*TO BE DONE:*
Locate all lines in the data below that hold "乘客电梯和载货电梯" and show them.
==============================
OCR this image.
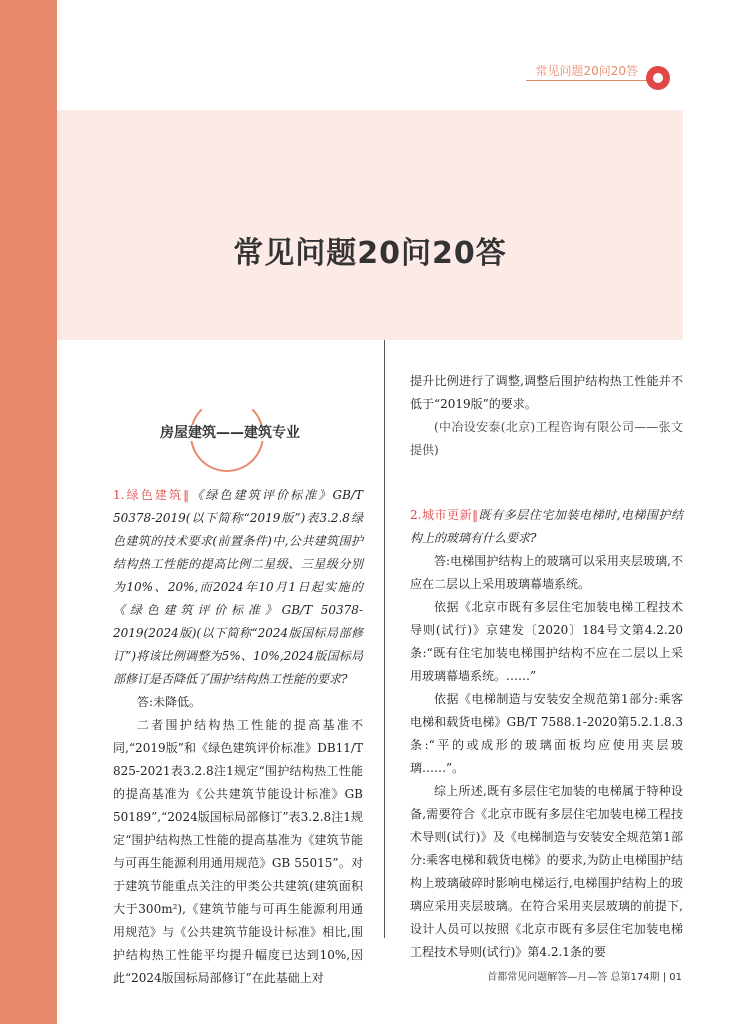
常见问题20问20答
常见问题20问20答
房屋建筑——建筑专业

1.绿色建筑‖《绿色建筑评价标准》GB/T 50378-2019(以下简称“2019版”)表3.2.8绿色建筑的技术要求(前置条件)中,公共建筑围护结构热工性能的提高比例二星级、三星级分别为10%、20%,而2024年10月1日起实施的《绿色建筑评价标准》GB/T 50378-2019(2024版)(以下简称“2024版国标局部修订”)将该比例调整为5%、10%,2024版国标局部修订是否降低了围护结构热工性能的要求?

答:未降低。

二者围护结构热工性能的提高基准不同,“2019版”和《绿色建筑评价标准》DB11/T 825-2021表3.2.8注1规定“围护结构热工性能的提高基准为《公共建筑节能设计标准》GB 50189”,“2024版国标局部修订”表3.2.8注1规定“围护结构热工性能的提高基准为《建筑节能与可再生能源利用通用规范》GB 55015”。对于建筑节能重点关注的甲类公共建筑(建筑面积大于300m²),《建筑节能与可再生能源利用通用规范》与《公共建筑节能设计标准》相比,围护结构热工性能平均提升幅度已达到10%,因此“2024版国标局部修订”在此基础上对

提升比例进行了调整,调整后围护结构热工性能并不低于“2019版”的要求。

(中冶设安泰(北京)工程咨询有限公司——张文提供)

2.城市更新‖既有多层住宅加装电梯时,电梯围护结构上的玻璃有什么要求?

答:电梯围护结构上的玻璃可以采用夹层玻璃,不应在二层以上采用玻璃幕墙系统。

依据《北京市既有多层住宅加装电梯工程技术导则(试行)》京建发〔2020〕184号文第4.2.20条:“既有住宅加装电梯围护结构不应在二层以上采用玻璃幕墙系统。……”

依据《电梯制造与安装安全规范第1部分:乘客电梯和载货电梯》GB/T 7588.1-2020第5.2.1.8.3条:“平的或成形的玻璃面板均应使用夹层玻璃……”。

综上所述,既有多层住宅加装的电梯属于特种设备,需要符合《北京市既有多层住宅加装电梯工程技术导则(试行)》及《电梯制造与安装安全规范第1部分:乘客电梯和载货电梯》的要求,为防止电梯围护结构上玻璃破碎时影响电梯运行,电梯围护结构上的玻璃应采用夹层玻璃。在符合采用夹层玻璃的前提下,设计人员可以按照《北京市既有多层住宅加装电梯工程技术导则(试行)》第4.2.1条的要

首都常见问题解答—月—答 总第174期 | 01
==============================
*RESULT:*
依据《电梯制造与安装安全规范第1部分:乘客电梯和载货电梯》GB/T 7588.1-2020第5.2.1.8.3条:“平的或成形的玻璃面板均应使用夹层玻璃……”。
综上所述,既有多层住宅加装的电梯属于特种设备,需要符合《北京市既有多层住宅加装电梯工程技术导则(试行)》及《电梯制造与安装安全规范第1部分:乘客电梯和载货电梯》的要求,为防止电梯围护结构上玻璃破碎时影响电梯运行,电梯围护结构上的玻璃应采用夹层玻璃。在符合采用夹层玻璃的前提下,设计人员可以按照《北京市既有多层住宅加装电梯工程技术导则(试行)》第4.2.1条的要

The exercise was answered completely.